*WORK TO BE COMPLETED*
Of all the lines in the material, how many include the word "First"? Give only the number.

*DATASET ENTRIES*
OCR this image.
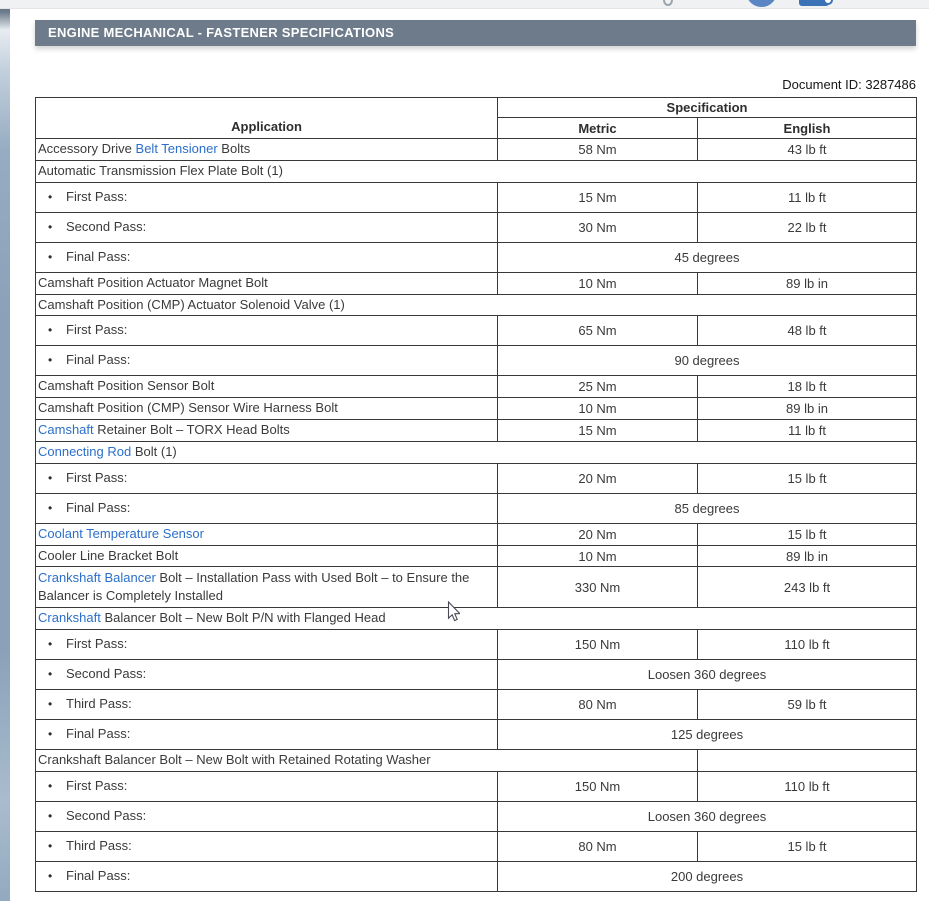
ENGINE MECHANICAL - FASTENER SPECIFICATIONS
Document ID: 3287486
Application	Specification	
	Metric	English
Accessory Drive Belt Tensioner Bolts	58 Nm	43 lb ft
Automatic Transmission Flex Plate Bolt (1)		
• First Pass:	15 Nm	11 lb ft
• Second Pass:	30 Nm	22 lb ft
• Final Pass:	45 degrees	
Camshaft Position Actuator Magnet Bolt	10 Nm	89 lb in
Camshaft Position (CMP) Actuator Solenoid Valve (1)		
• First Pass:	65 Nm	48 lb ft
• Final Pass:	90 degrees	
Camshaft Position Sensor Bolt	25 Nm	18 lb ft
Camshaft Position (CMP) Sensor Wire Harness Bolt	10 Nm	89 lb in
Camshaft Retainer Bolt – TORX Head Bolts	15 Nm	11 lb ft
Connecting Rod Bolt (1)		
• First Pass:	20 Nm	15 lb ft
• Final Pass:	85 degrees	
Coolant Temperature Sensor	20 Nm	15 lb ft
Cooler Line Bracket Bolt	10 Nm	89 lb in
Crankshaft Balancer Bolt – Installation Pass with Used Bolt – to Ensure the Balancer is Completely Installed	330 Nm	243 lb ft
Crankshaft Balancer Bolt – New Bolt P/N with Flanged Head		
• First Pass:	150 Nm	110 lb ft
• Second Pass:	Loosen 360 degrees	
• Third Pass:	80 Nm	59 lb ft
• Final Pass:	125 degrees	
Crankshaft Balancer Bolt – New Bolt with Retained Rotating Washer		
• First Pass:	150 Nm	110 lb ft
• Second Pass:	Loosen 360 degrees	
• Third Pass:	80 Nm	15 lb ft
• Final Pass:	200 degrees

*TASK SOLUTION*
5